REQUEST: Rewrite each line of these records as an item in a numbered list, leaving out any blank lines.

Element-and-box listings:
## Begin

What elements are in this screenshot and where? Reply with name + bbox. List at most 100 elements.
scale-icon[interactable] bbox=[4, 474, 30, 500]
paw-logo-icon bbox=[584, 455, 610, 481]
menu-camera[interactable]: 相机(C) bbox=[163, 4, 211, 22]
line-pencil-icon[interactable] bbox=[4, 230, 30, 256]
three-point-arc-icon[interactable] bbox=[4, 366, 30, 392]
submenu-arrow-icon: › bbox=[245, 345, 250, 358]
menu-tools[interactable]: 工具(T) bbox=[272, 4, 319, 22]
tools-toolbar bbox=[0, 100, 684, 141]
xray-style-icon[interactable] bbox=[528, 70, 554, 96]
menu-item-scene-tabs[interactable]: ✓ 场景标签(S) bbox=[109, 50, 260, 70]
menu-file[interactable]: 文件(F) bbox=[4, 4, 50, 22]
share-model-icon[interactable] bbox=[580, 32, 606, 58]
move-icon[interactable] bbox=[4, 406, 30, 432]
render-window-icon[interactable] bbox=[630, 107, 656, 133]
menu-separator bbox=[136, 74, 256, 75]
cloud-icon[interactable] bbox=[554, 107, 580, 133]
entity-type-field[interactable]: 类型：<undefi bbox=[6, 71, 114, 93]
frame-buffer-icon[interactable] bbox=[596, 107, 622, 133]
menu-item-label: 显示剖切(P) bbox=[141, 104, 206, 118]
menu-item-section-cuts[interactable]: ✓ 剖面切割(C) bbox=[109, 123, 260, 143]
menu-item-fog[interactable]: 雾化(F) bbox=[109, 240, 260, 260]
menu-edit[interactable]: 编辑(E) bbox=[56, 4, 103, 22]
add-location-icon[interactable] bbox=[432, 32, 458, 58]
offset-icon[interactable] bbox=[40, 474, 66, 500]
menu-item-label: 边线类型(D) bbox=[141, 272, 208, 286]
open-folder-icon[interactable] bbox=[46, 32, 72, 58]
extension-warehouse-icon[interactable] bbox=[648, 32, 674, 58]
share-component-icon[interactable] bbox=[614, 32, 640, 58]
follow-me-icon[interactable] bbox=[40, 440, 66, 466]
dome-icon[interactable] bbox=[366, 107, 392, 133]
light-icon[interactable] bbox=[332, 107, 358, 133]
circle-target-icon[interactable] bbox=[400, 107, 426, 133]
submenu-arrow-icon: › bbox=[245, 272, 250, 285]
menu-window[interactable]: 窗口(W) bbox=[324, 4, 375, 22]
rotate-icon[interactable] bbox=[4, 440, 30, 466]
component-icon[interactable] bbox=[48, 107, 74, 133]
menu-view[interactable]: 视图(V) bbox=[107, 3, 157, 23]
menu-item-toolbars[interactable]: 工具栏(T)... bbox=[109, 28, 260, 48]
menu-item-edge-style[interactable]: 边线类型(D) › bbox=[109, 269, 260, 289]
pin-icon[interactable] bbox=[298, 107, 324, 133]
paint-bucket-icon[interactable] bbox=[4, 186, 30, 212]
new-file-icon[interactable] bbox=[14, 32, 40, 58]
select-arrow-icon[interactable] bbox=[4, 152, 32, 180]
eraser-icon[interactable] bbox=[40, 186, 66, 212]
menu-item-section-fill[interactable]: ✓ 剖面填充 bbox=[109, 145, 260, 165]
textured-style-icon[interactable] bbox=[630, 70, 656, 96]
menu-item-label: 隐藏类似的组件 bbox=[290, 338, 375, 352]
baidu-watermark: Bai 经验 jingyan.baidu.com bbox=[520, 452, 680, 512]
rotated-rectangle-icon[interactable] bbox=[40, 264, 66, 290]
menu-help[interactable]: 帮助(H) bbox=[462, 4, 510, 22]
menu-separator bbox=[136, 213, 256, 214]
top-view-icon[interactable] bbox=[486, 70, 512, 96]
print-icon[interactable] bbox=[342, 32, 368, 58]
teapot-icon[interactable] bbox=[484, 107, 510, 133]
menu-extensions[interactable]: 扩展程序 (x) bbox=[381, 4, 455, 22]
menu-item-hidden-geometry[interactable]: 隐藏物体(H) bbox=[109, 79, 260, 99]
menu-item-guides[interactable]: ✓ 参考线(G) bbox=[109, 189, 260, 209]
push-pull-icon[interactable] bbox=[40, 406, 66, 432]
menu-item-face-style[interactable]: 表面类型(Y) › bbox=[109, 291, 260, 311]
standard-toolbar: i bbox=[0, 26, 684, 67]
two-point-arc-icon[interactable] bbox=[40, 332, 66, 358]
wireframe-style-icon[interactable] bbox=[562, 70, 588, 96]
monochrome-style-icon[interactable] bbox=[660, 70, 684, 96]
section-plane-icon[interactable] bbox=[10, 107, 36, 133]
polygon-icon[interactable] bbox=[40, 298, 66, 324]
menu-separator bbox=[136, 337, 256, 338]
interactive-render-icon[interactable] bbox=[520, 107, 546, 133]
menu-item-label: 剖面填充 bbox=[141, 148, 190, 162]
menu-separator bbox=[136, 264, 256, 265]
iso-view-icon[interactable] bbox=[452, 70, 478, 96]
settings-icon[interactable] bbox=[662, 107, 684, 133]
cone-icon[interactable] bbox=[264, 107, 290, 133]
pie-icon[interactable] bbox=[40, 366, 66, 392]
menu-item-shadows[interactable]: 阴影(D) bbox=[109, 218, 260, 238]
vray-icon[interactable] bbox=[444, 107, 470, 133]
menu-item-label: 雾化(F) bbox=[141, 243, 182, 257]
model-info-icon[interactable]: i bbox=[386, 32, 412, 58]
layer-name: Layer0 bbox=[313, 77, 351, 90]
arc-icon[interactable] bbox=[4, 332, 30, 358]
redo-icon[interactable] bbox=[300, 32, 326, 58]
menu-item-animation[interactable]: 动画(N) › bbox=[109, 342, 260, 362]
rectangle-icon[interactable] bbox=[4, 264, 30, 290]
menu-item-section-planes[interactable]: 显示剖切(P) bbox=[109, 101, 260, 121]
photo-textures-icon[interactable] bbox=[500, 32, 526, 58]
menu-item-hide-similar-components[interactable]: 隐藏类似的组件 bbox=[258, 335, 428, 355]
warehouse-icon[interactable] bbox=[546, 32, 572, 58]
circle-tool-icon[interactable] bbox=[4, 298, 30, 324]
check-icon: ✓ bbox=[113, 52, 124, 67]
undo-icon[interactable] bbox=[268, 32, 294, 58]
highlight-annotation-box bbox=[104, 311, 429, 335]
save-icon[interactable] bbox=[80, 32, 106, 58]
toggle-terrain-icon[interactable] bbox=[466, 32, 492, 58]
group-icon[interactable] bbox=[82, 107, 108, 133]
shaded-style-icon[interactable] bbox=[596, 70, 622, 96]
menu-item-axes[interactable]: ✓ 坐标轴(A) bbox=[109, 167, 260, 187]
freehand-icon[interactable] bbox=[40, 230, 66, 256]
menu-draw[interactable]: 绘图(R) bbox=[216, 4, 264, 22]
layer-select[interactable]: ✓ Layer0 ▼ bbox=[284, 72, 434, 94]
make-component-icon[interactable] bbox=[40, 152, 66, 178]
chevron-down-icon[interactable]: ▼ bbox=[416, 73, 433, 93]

## End

EXERCISE RESPONSE:
1. What elements are in this screenshot and where? Reply with name + bbox. List at most 100 elements.
2. scale-icon[interactable] bbox=[4, 474, 30, 500]
3. paw-logo-icon bbox=[584, 455, 610, 481]
4. menu-camera[interactable]: 相机(C) bbox=[163, 4, 211, 22]
5. line-pencil-icon[interactable] bbox=[4, 230, 30, 256]
6. three-point-arc-icon[interactable] bbox=[4, 366, 30, 392]
7. submenu-arrow-icon: › bbox=[245, 345, 250, 358]
8. menu-tools[interactable]: 工具(T) bbox=[272, 4, 319, 22]
9. tools-toolbar bbox=[0, 100, 684, 141]
10. xray-style-icon[interactable] bbox=[528, 70, 554, 96]
11. menu-item-scene-tabs[interactable]: ✓ 场景标签(S) bbox=[109, 50, 260, 70]
12. menu-file[interactable]: 文件(F) bbox=[4, 4, 50, 22]
13. share-model-icon[interactable] bbox=[580, 32, 606, 58]
14. move-icon[interactable] bbox=[4, 406, 30, 432]
15. render-window-icon[interactable] bbox=[630, 107, 656, 133]
16. menu-separator bbox=[136, 74, 256, 75]
17. cloud-icon[interactable] bbox=[554, 107, 580, 133]
18. entity-type-field[interactable]: 类型：<undefi bbox=[6, 71, 114, 93]
19. frame-buffer-icon[interactable] bbox=[596, 107, 622, 133]
20. menu-item-label: 显示剖切(P) bbox=[141, 104, 206, 118]
21. menu-item-section-cuts[interactable]: ✓ 剖面切割(C) bbox=[109, 123, 260, 143]
22. menu-item-fog[interactable]: 雾化(F) bbox=[109, 240, 260, 260]
23. menu-edit[interactable]: 编辑(E) bbox=[56, 4, 103, 22]
24. add-location-icon[interactable] bbox=[432, 32, 458, 58]
25. offset-icon[interactable] bbox=[40, 474, 66, 500]
26. menu-item-label: 边线类型(D) bbox=[141, 272, 208, 286]
27. open-folder-icon[interactable] bbox=[46, 32, 72, 58]
28. extension-warehouse-icon[interactable] bbox=[648, 32, 674, 58]
29. share-component-icon[interactable] bbox=[614, 32, 640, 58]
30. follow-me-icon[interactable] bbox=[40, 440, 66, 466]
31. dome-icon[interactable] bbox=[366, 107, 392, 133]
32. light-icon[interactable] bbox=[332, 107, 358, 133]
33. circle-target-icon[interactable] bbox=[400, 107, 426, 133]
34. submenu-arrow-icon: › bbox=[245, 272, 250, 285]
35. menu-window[interactable]: 窗口(W) bbox=[324, 4, 375, 22]
36. rotate-icon[interactable] bbox=[4, 440, 30, 466]
37. component-icon[interactable] bbox=[48, 107, 74, 133]
38. menu-view[interactable]: 视图(V) bbox=[107, 3, 157, 23]
39. menu-item-toolbars[interactable]: 工具栏(T)... bbox=[109, 28, 260, 48]
40. menu-item-edge-style[interactable]: 边线类型(D) › bbox=[109, 269, 260, 289]
41. pin-icon[interactable] bbox=[298, 107, 324, 133]
42. paint-bucket-icon[interactable] bbox=[4, 186, 30, 212]
43. new-file-icon[interactable] bbox=[14, 32, 40, 58]
44. select-arrow-icon[interactable] bbox=[4, 152, 32, 180]
45. eraser-icon[interactable] bbox=[40, 186, 66, 212]
46. menu-item-section-fill[interactable]: ✓ 剖面填充 bbox=[109, 145, 260, 165]
47. textured-style-icon[interactable] bbox=[630, 70, 656, 96]
48. menu-item-label: 隐藏类似的组件 bbox=[290, 338, 375, 352]
49. baidu-watermark: Bai 经验 jingyan.baidu.com bbox=[520, 452, 680, 512]
50. rotated-rectangle-icon[interactable] bbox=[40, 264, 66, 290]
51. menu-help[interactable]: 帮助(H) bbox=[462, 4, 510, 22]
52. menu-separator bbox=[136, 213, 256, 214]
53. top-view-icon[interactable] bbox=[486, 70, 512, 96]
54. print-icon[interactable] bbox=[342, 32, 368, 58]
55. teapot-icon[interactable] bbox=[484, 107, 510, 133]
56. menu-extensions[interactable]: 扩展程序 (x) bbox=[381, 4, 455, 22]
57. menu-item-hidden-geometry[interactable]: 隐藏物体(H) bbox=[109, 79, 260, 99]
58. menu-item-guides[interactable]: ✓ 参考线(G) bbox=[109, 189, 260, 209]
59. push-pull-icon[interactable] bbox=[40, 406, 66, 432]
60. menu-item-face-style[interactable]: 表面类型(Y) › bbox=[109, 291, 260, 311]
61. standard-toolbar: i bbox=[0, 26, 684, 67]
62. two-point-arc-icon[interactable] bbox=[40, 332, 66, 358]
63. wireframe-style-icon[interactable] bbox=[562, 70, 588, 96]
64. monochrome-style-icon[interactable] bbox=[660, 70, 684, 96]
65. section-plane-icon[interactable] bbox=[10, 107, 36, 133]
66. polygon-icon[interactable] bbox=[40, 298, 66, 324]
67. menu-separator bbox=[136, 337, 256, 338]
68. interactive-render-icon[interactable] bbox=[520, 107, 546, 133]
69. menu-item-label: 剖面填充 bbox=[141, 148, 190, 162]
70. menu-separator bbox=[136, 264, 256, 265]
71. iso-view-icon[interactable] bbox=[452, 70, 478, 96]
72. settings-icon[interactable] bbox=[662, 107, 684, 133]
73. cone-icon[interactable] bbox=[264, 107, 290, 133]
74. pie-icon[interactable] bbox=[40, 366, 66, 392]
75. menu-item-shadows[interactable]: 阴影(D) bbox=[109, 218, 260, 238]
76. vray-icon[interactable] bbox=[444, 107, 470, 133]
77. menu-item-label: 雾化(F) bbox=[141, 243, 182, 257]
78. model-info-icon[interactable]: i bbox=[386, 32, 412, 58]
79. layer-name: Layer0 bbox=[313, 77, 351, 90]
80. arc-icon[interactable] bbox=[4, 332, 30, 358]
81. redo-icon[interactable] bbox=[300, 32, 326, 58]
82. menu-item-animation[interactable]: 动画(N) › bbox=[109, 342, 260, 362]
83. rectangle-icon[interactable] bbox=[4, 264, 30, 290]
84. menu-item-section-planes[interactable]: 显示剖切(P) bbox=[109, 101, 260, 121]
85. photo-textures-icon[interactable] bbox=[500, 32, 526, 58]
86. menu-item-hide-similar-components[interactable]: 隐藏类似的组件 bbox=[258, 335, 428, 355]
87. warehouse-icon[interactable] bbox=[546, 32, 572, 58]
88. circle-tool-icon[interactable] bbox=[4, 298, 30, 324]
89. check-icon: ✓ bbox=[113, 52, 124, 67]
90. undo-icon[interactable] bbox=[268, 32, 294, 58]
91. highlight-annotation-box bbox=[104, 311, 429, 335]
92. save-icon[interactable] bbox=[80, 32, 106, 58]
93. toggle-terrain-icon[interactable] bbox=[466, 32, 492, 58]
94. group-icon[interactable] bbox=[82, 107, 108, 133]
95. shaded-style-icon[interactable] bbox=[596, 70, 622, 96]
96. menu-item-axes[interactable]: ✓ 坐标轴(A) bbox=[109, 167, 260, 187]
97. freehand-icon[interactable] bbox=[40, 230, 66, 256]
98. menu-draw[interactable]: 绘图(R) bbox=[216, 4, 264, 22]
99. layer-select[interactable]: ✓ Layer0 ▼ bbox=[284, 72, 434, 94]
100. make-component-icon[interactable] bbox=[40, 152, 66, 178]
101. chevron-down-icon[interactable]: ▼ bbox=[416, 73, 433, 93]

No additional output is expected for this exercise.